---------- TEXT SEGMENT

All that really changes here is the term “science,” since this kind of diversity was and is already characteristic of the discipline of anthropology; the change is therefore symbolic, as you note. But it’s a powerful symbol, perhaps even more powerful than you realize. I’m not an anthropologist and so I don’t really have a dog in this fight, except for the broader philosophical and cultural issue of what “science” means. But since that’s largely an issue of “public understanding” — or, better, “public misunderstanding” — I would really urge you to think very carefully about this move.

See, in abandoning the term “science” you are, in effect, ceding the rhetorical ground commanded by one of the most potent terms in modern intellectual culture and society at large — and you’re ceding it to a very narrowly neopositivist construal of the term and practice of “science.” As soon as you say “I’m not doing science” in this environment, you set yourself up to be critiqued as subjectivist, relativist, fuzzy, woolly-headed, arbitrary, and a bunch of other dismissive caricatures culiminating in what the president of the Society for Anthropological Sciences called “the rejection of rational argument and thought,” akin to creationism and due to a postmodern attack on the authority of science. So from a purely public relations standpoint, this doesn’t sound like a wise move.

The more important issue, however, is that in simply rejecting the term “science” you reaffirm the very boundary that critics like this insist on maintaining. If I have a narrow understanding of science that restricts that term to practices involving hypothesis-testing, cross-case generalizations, and a rooting of knowledge in an external material reality to which knowledge-claims approximate, I have that understanding not because it’s a personal preference about how to do my work, but because I think that such procedures are somehow uniquely warranted and rooted in the pursuit of Truth or, at the very least, validity. Procedures and techniques are thus inseparable from epistemic goals, and if I reject one I am taken to be rejecting the other. So rejecting the testing of general empirical hypotheses against data about the material world looks like an abandonment of the whole enterprise of producing knowledge that is in some sense valid, and that’s what the critics see as being signaled in the loss of the word “science.” By not confronting this head-on, you are in effect letting the critics have the word “science” as a magical talisman that they can conjure with in debates and discussion — not to mention in the competition for grant funding and publication.

--------------------
---------- ENTRIES SUPPLIED

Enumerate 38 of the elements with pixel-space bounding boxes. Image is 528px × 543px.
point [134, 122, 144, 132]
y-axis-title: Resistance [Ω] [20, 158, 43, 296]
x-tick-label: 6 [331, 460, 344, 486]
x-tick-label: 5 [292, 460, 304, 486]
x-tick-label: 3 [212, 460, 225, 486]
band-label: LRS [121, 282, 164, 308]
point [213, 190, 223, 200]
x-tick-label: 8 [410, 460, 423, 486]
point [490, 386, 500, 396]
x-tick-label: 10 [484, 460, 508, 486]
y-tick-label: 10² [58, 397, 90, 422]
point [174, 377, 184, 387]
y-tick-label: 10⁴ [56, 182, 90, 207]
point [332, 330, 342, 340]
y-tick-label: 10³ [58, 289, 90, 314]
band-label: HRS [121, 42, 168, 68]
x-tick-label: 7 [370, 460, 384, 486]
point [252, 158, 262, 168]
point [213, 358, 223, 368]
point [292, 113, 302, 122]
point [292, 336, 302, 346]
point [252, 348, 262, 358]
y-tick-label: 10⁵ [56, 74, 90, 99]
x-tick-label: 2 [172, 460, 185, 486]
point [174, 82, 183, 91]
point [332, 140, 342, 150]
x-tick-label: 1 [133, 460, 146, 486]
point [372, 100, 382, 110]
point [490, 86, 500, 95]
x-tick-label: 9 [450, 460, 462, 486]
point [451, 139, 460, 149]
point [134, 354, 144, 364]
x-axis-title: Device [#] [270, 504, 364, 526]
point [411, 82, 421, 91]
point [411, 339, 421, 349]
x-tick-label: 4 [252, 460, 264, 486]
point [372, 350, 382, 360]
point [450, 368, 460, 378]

--------------------

WHAT IS REQUIRED:
Write the next part of the passage on anthropology and the term “science,” picking up right after its final sentence. The data come from a different source than the text.

SOLVED PROBLEM:
And much like the Democratic Party, which last time I looked still have a majority in both houses of Congress and could make a concerted effort to actually pass something instead of rolling over and playing dead, you have some pretty firm ground on which to stand in refuting the nonsense that the critics are spewing. “Science” is simply not equal to its neopositivist construal; philosophers of science are quite divided about how to define science, and indeed most of them gave up the effort to produce sharp demarcation criteria between science and non-science decades ago. Instead, they are interested in the variety of ways that valid knowledge-claims about the world are produced, ways that are all “scientific” inasmuch as they are a) systematic in that they feature a logical relationship between premises and conclusions, b) public in that they are susceptible to challenge and critique by members of the relevant community of judgment, and c) worldly in the sense of being related to and about the world and the things in it rather than pointing beyond the world towards some transcendent question of the world’s value or purpose. That’s about all one can say about “science” that is generally the case, I would wager. Science isn’t art and it isn’t politics and it isn’t engineering and it isn’t normative critique, although it can inform all of those in various ways; the important thing remains the goal of the exercise, and science is about making systematic, public, worldly knowledge-claims that are in some sense valid, whereas these other vocations are about pursuing different goals. (At the risk of shameless self-promotion, I would suggest my recent bookas a good guide to the issues.)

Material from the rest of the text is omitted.